__Supplied information__
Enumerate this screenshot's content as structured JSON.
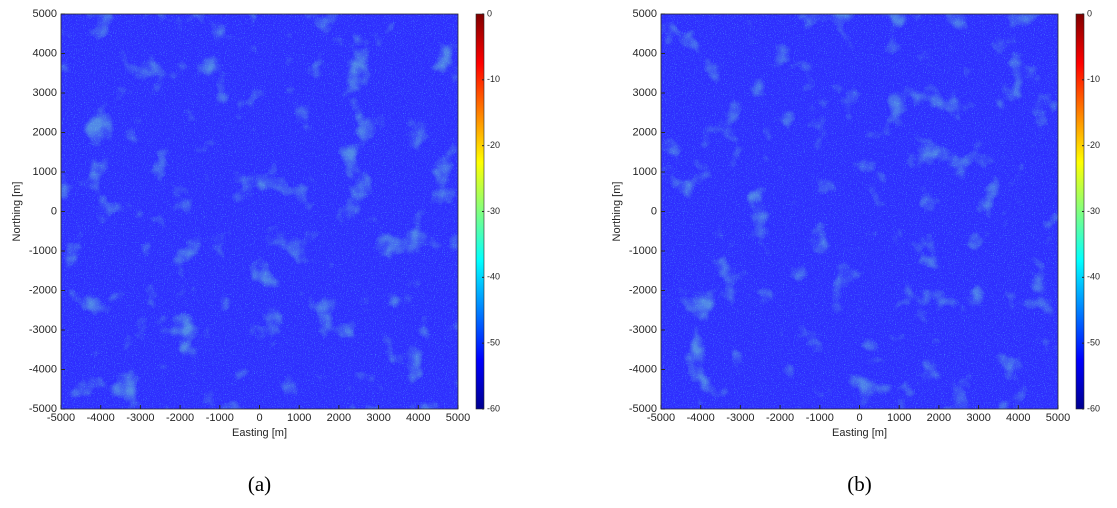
{
  "chart_data": [
    {
      "type": "image",
      "xlabel": "Easting [m]",
      "ylabel": "Northing [m]",
      "caption": "(a)",
      "xlim": [
        -5000,
        5000
      ],
      "ylim": [
        -5000,
        5000
      ],
      "xticks": [
        -5000,
        -4000,
        -3000,
        -2000,
        -1000,
        0,
        1000,
        2000,
        3000,
        4000,
        5000
      ],
      "yticks": [
        -5000,
        -4000,
        -3000,
        -2000,
        -1000,
        0,
        1000,
        2000,
        3000,
        4000,
        5000
      ],
      "clim": [
        -60,
        0
      ],
      "cticks": [
        -60,
        -50,
        -40,
        -30,
        -20,
        -10,
        0
      ],
      "colormap": [
        "#00008f",
        "#0000ff",
        "#0080ff",
        "#00ffff",
        "#80ff80",
        "#ffff00",
        "#ff8000",
        "#ff0000",
        "#800000"
      ]
    },
    {
      "type": "image",
      "xlabel": "Easting [m]",
      "ylabel": "Northing [m]",
      "caption": "(b)",
      "xlim": [
        -5000,
        5000
      ],
      "ylim": [
        -5000,
        5000
      ],
      "xticks": [
        -5000,
        -4000,
        -3000,
        -2000,
        -1000,
        0,
        1000,
        2000,
        3000,
        4000,
        5000
      ],
      "yticks": [
        -5000,
        -4000,
        -3000,
        -2000,
        -1000,
        0,
        1000,
        2000,
        3000,
        4000,
        5000
      ],
      "clim": [
        -60,
        0
      ],
      "cticks": [
        -60,
        -50,
        -40,
        -30,
        -20,
        -10,
        0
      ],
      "colormap": [
        "#00008f",
        "#0000ff",
        "#0080ff",
        "#00ffff",
        "#80ff80",
        "#ffff00",
        "#ff8000",
        "#ff0000",
        "#800000"
      ]
    }
  ]
}
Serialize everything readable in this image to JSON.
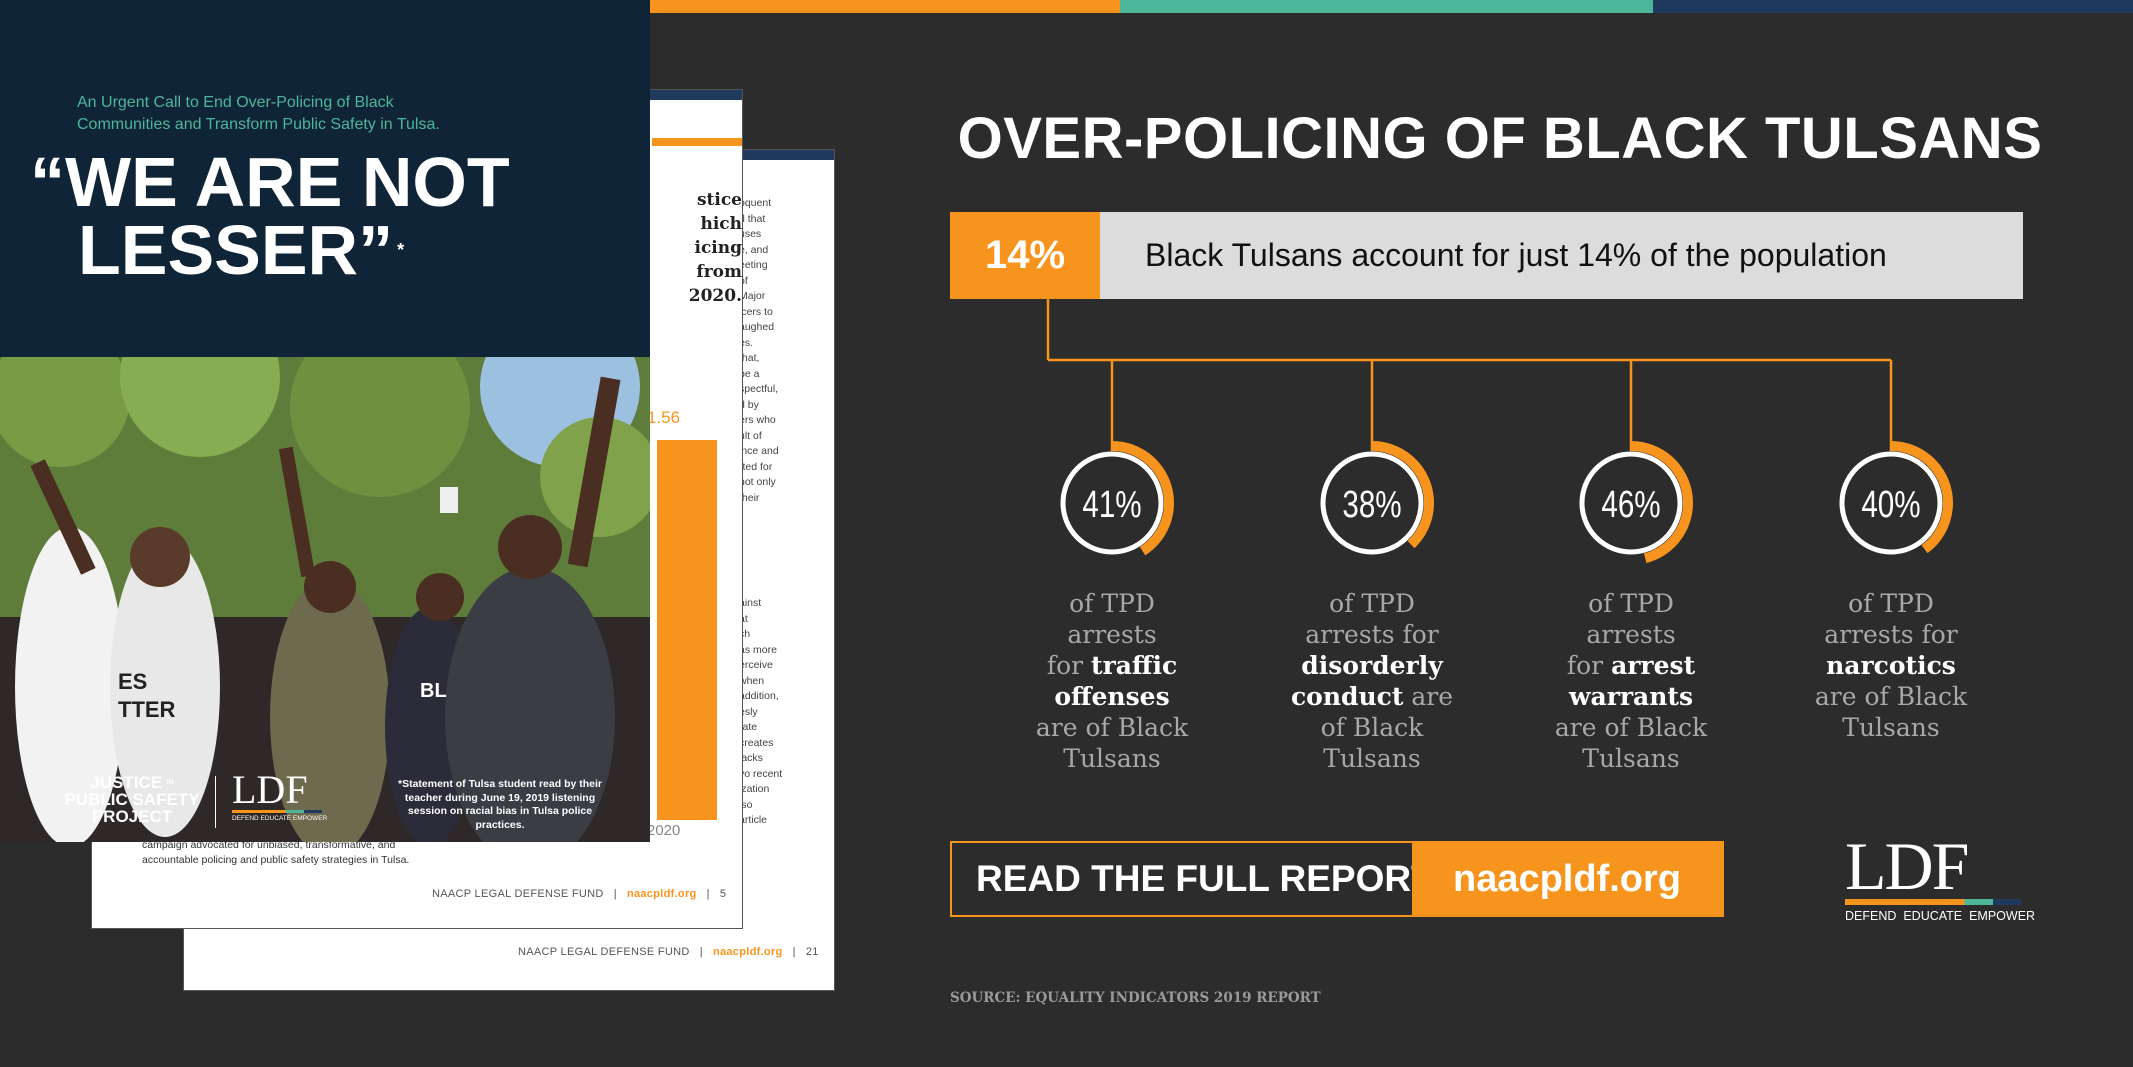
{
  "colors": {
    "orange": "#f7941d",
    "teal": "#4db69a",
    "navy": "#1f3a5c",
    "dark_bg": "#2c2c2c",
    "cover_bg": "#0f2437"
  },
  "back_page": {
    "footer_org": "NAACP LEGAL DEFENSE FUND",
    "footer_url": "naacpldf.org",
    "footer_page": "21",
    "text_fragments": [
      "oquent",
      "d that",
      "uses",
      "e, and",
      "eeting",
      "of",
      "Major",
      "icers to",
      "aughed",
      "es.",
      "that,",
      "be a",
      "spectful,",
      "d by",
      "ers who",
      "ult of",
      "ince and",
      "rted for",
      "not only",
      "their",
      "ainst",
      "at",
      "ch",
      "as more",
      "erceive",
      "when",
      "addition,",
      "esly",
      "rate",
      "creates",
      "lacks",
      "vo recent",
      "ization",
      "lso",
      "article"
    ]
  },
  "mid_page": {
    "footer_org": "NAACP LEGAL DEFENSE FUND",
    "footer_url": "naacpldf.org",
    "footer_page": "5",
    "heading_fragments": [
      "stice",
      "hich",
      "icing",
      "from",
      "2020."
    ],
    "number_fragment": "1.56",
    "year_fragment": "2020",
    "body_lines": [
      "campaign advocated for unbiased, transformative, and",
      "accountable policing and public safety strategies in Tulsa."
    ]
  },
  "cover": {
    "subtitle": "An Urgent Call to End Over-Policing of Black Communities and Transform Public Safety in Tulsa.",
    "title_line1": "“WE ARE NOT",
    "title_line2": "LESSER”",
    "asterisk": "*",
    "logo_justice": "JUSTICE",
    "logo_in": "IN",
    "logo_line2": "PUBLIC SAFETY",
    "logo_line3": "PROJECT",
    "ldf_logo": "LDF",
    "ldf_tagline": "DEFEND EDUCATE EMPOWER",
    "photo_shirt_text_1": "ES",
    "photo_shirt_text_2": "TTER",
    "photo_sign_text": "BL",
    "caption": "*Statement of Tulsa student read by their teacher during June 19, 2019 listening session on racial bias in Tulsa police practices."
  },
  "infographic": {
    "title": "OVER-POLICING OF BLACK TULSANS",
    "population_pct": "14%",
    "population_text": "Black Tulsans account for just 14% of the population",
    "stats": [
      {
        "pct_label": "41%",
        "pct": 41,
        "line1": "of TPD",
        "line2": "arrests",
        "pre": "for ",
        "bold1": "traffic",
        "bold2": "offenses",
        "post1": "",
        "post2": "are of Black",
        "post3": "Tulsans"
      },
      {
        "pct_label": "38%",
        "pct": 38,
        "line1": "of TPD",
        "line2": "arrests for",
        "pre": "",
        "bold1": "disorderly",
        "bold2": "conduct",
        "post1": " are",
        "post2": "of Black",
        "post3": "Tulsans"
      },
      {
        "pct_label": "46%",
        "pct": 46,
        "line1": "of TPD",
        "line2": "arrests",
        "pre": "for ",
        "bold1": "arrest",
        "bold2": "warrants",
        "post1": "",
        "post2": "are of Black",
        "post3": "Tulsans"
      },
      {
        "pct_label": "40%",
        "pct": 40,
        "line1": "of TPD",
        "line2": "arrests for",
        "pre": "",
        "bold1": "narcotics",
        "bold2": "",
        "post1": "",
        "post2": "are of Black",
        "post3": "Tulsans"
      }
    ],
    "cta_label": "READ THE FULL REPORT",
    "cta_url": "naacpldf.org",
    "ldf_logo": "LDF",
    "ldf_tagline": "DEFEND  EDUCATE  EMPOWER",
    "source": "SOURCE: EQUALITY INDICATORS 2019 REPORT"
  }
}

__Goal of the exercise__
From the entries, report each line that includes the word "caption".

__Task output__
      "caption": "(a)",
      "caption": "(b)",
    "caption": "*Statement of Tulsa student read by their teacher during June 19, 2019 listening session on racial bias in Tulsa police practices."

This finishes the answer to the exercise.